Work to complete: Reproduce, word for word, every line starting at the line that contains "Convert this chart" and ending with the final line of the entries.

Data provided:
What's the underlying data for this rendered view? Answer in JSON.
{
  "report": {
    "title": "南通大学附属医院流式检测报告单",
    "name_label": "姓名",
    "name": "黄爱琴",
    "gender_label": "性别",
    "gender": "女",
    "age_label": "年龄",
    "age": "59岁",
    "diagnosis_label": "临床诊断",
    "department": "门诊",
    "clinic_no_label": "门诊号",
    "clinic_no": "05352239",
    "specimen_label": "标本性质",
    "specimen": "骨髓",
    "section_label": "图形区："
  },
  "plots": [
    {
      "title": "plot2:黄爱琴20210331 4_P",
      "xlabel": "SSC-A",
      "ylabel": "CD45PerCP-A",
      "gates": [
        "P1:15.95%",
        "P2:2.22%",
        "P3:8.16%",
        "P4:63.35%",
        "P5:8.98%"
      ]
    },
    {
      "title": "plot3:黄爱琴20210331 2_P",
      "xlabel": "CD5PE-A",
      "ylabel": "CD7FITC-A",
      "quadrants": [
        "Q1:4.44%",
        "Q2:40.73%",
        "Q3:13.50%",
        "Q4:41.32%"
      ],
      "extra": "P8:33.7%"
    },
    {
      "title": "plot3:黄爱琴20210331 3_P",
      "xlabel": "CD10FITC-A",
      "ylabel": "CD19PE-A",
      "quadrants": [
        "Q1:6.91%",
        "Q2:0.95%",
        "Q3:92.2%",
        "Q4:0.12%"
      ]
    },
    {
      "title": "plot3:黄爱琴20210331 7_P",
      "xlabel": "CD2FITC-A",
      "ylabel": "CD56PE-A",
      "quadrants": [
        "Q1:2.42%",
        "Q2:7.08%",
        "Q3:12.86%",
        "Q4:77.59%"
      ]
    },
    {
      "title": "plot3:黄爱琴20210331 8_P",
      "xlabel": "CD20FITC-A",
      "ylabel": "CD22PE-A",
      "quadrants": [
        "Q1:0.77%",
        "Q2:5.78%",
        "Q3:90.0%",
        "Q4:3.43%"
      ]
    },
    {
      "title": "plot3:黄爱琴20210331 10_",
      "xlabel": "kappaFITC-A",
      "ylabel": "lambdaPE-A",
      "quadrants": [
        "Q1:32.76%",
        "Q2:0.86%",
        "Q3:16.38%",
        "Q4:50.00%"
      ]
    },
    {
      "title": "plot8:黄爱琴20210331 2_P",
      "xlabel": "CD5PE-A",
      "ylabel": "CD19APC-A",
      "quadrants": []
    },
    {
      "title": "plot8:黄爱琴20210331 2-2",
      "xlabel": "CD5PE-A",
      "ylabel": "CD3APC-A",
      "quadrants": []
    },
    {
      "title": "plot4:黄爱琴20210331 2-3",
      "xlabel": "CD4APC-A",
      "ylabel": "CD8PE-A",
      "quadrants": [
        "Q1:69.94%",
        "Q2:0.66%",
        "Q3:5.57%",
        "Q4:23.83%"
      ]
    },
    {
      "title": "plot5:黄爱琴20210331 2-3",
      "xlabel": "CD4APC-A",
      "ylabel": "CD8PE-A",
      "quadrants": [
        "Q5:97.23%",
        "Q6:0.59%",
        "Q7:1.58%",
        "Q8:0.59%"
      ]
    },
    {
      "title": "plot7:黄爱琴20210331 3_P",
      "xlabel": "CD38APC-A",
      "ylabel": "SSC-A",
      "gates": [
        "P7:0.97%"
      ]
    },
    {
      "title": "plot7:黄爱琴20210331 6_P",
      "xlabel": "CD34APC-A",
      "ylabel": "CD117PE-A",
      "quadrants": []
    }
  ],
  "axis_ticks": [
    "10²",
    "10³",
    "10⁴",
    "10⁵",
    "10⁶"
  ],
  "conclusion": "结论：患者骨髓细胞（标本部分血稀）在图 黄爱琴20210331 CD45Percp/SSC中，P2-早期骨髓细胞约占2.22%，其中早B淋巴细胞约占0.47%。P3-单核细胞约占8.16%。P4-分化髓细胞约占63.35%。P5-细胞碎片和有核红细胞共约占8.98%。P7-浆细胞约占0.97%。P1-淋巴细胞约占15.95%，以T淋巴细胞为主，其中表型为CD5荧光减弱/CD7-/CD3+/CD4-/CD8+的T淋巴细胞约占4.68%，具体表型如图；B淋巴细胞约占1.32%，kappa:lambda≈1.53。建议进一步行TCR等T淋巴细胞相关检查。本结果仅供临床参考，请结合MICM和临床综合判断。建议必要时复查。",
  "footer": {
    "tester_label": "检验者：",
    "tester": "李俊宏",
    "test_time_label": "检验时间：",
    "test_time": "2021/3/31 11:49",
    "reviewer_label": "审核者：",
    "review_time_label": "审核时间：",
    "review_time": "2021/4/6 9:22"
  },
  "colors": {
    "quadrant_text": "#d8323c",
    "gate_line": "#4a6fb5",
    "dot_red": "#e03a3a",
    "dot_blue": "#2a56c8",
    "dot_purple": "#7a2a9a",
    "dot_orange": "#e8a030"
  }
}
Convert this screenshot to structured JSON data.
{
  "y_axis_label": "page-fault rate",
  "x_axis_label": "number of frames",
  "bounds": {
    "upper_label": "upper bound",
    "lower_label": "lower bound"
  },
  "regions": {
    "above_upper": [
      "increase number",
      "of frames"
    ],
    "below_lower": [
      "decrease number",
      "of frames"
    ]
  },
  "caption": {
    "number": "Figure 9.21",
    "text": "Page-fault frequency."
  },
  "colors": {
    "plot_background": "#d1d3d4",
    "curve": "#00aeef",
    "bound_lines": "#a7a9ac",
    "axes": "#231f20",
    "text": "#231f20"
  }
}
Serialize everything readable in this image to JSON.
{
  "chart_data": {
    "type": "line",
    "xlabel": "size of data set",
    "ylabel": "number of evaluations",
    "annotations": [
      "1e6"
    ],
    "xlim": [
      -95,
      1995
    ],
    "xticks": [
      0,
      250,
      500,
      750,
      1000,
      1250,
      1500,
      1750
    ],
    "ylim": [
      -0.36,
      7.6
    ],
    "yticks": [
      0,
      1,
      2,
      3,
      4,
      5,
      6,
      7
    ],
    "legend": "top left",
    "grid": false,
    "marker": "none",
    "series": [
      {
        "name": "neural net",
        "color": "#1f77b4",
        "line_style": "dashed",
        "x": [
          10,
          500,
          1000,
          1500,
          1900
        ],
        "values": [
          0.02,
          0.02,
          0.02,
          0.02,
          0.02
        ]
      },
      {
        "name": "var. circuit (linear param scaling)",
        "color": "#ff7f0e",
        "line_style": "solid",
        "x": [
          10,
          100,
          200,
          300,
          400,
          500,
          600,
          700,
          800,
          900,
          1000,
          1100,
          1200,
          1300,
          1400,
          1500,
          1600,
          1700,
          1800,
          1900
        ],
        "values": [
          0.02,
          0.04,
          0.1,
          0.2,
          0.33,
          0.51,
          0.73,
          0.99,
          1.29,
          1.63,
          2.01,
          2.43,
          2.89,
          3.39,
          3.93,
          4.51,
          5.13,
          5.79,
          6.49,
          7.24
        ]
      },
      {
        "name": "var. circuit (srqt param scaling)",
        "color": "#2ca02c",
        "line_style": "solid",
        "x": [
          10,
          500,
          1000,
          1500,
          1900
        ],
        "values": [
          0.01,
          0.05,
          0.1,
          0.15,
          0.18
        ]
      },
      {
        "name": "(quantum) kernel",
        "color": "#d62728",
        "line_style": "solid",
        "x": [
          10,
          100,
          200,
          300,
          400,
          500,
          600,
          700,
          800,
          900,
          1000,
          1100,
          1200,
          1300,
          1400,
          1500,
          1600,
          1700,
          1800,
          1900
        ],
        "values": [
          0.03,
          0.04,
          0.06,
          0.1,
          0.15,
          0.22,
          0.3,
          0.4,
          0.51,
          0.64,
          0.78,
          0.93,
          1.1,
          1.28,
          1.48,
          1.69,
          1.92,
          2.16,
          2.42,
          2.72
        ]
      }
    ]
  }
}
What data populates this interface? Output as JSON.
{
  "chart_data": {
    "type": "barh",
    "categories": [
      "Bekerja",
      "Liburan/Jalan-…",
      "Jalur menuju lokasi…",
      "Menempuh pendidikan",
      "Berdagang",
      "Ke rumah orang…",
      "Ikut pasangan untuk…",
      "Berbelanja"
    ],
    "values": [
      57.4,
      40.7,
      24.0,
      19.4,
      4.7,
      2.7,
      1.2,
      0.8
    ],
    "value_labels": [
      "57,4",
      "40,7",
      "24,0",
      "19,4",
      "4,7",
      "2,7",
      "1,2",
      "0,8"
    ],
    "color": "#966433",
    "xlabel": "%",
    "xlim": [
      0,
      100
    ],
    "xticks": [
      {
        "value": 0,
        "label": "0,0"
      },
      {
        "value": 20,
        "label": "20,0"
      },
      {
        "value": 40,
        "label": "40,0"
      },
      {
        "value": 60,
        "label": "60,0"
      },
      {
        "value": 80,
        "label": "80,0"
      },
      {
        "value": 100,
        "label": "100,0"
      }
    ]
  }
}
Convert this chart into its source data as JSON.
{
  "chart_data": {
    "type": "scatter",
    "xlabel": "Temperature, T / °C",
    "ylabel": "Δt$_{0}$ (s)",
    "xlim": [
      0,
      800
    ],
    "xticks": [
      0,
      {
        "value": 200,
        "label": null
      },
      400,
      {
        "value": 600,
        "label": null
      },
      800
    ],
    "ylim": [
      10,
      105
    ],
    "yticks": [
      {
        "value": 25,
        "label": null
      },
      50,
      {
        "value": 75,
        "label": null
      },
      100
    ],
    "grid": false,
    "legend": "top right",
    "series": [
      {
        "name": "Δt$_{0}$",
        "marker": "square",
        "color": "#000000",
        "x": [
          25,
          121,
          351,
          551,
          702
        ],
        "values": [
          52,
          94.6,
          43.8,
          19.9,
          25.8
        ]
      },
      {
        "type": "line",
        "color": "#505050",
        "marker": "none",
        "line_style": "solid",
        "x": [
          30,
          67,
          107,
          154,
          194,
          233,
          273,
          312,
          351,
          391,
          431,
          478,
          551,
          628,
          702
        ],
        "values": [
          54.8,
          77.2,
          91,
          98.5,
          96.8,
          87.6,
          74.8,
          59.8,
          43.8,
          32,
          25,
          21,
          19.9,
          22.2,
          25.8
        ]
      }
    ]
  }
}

Answer to this exercise:
Convert this chart into its source data as JSON.
{
  "chart_data": {
    "type": "scatter",
    "xlabel": "Temperature, T / °C",
    "ylabel": "Δt$_{0}$ (s)",
    "xlim": [
      0,
      800
    ],
    "xticks": [
      0,
      {
        "value": 200,
        "label": null
      },
      400,
      {
        "value": 600,
        "label": null
      },
      800
    ],
    "ylim": [
      10,
      105
    ],
    "yticks": [
      {
        "value": 25,
        "label": null
      },
      50,
      {
        "value": 75,
        "label": null
      },
      100
    ],
    "grid": false,
    "legend": "top right",
    "series": [
      {
        "name": "Δt$_{0}$",
        "marker": "square",
        "color": "#000000",
        "x": [
          25,
          121,
          351,
          551,
          702
        ],
        "values": [
          52,
          94.6,
          43.8,
          19.9,
          25.8
        ]
      },
      {
        "type": "line",
        "color": "#505050",
        "marker": "none",
        "line_style": "solid",
        "x": [
          30,
          67,
          107,
          154,
          194,
          233,
          273,
          312,
          351,
          391,
          431,
          478,
          551,
          628,
          702
        ],
        "values": [
          54.8,
          77.2,
          91,
          98.5,
          96.8,
          87.6,
          74.8,
          59.8,
          43.8,
          32,
          25,
          21,
          19.9,
          22.2,
          25.8
        ]
      }
    ]
  }
}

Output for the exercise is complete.